Description of the task:
Please report every line from the material that contains the word "value".
— start of Available data —
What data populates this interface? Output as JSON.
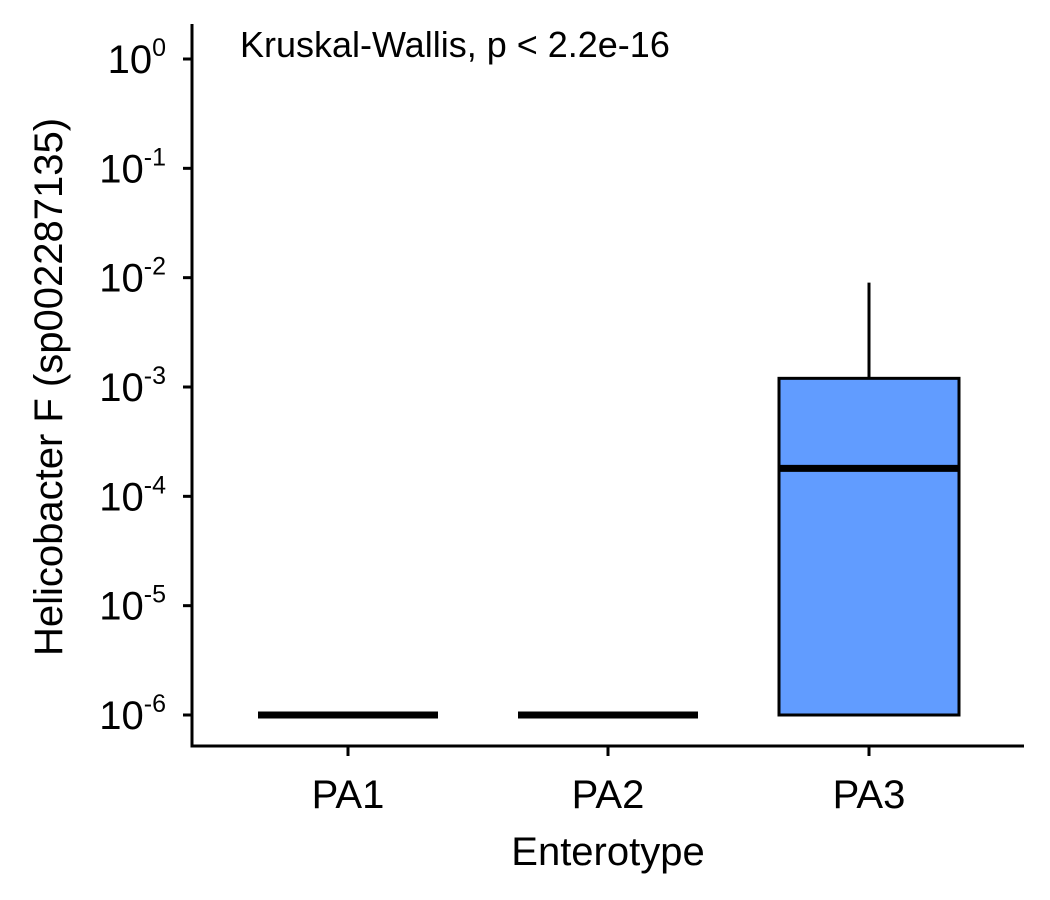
{
  "chart_data": {
    "type": "boxplot",
    "xlabel": "Enterotype",
    "ylabel": "Helicobacter F (sp002287135)",
    "annotation": "Kruskal-Wallis, p < 2.2e-16",
    "categories": [
      "PA1",
      "PA2",
      "PA3"
    ],
    "y_scale": "log10",
    "ylim": [
      4.9e-07,
      1.7
    ],
    "y_ticks": [
      {
        "value": 1e-06,
        "base": "10",
        "exp": "-6"
      },
      {
        "value": 1e-05,
        "base": "10",
        "exp": "-5"
      },
      {
        "value": 0.0001,
        "base": "10",
        "exp": "-4"
      },
      {
        "value": 0.001,
        "base": "10",
        "exp": "-3"
      },
      {
        "value": 0.01,
        "base": "10",
        "exp": "-2"
      },
      {
        "value": 0.1,
        "base": "10",
        "exp": "-1"
      },
      {
        "value": 1,
        "base": "10",
        "exp": "0"
      }
    ],
    "boxes": [
      {
        "category": "PA1",
        "min": 1e-06,
        "q1": 1e-06,
        "median": 1e-06,
        "q3": 1e-06,
        "max": 1e-06
      },
      {
        "category": "PA2",
        "min": 1e-06,
        "q1": 1e-06,
        "median": 1e-06,
        "q3": 1e-06,
        "max": 1e-06
      },
      {
        "category": "PA3",
        "min": 1e-06,
        "q1": 1e-06,
        "median": 0.00018,
        "q3": 0.0012,
        "max": 0.009
      }
    ],
    "box_fill": "#619CFF",
    "grid": false,
    "legend": "none"
  }
}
— end of Available data —
Finished task:
        "value": 1e-06,
        "value": 1e-05,
        "value": 0.0001,
        "value": 0.001,
        "value": 0.01,
        "value": 0.1,
        "value": 1,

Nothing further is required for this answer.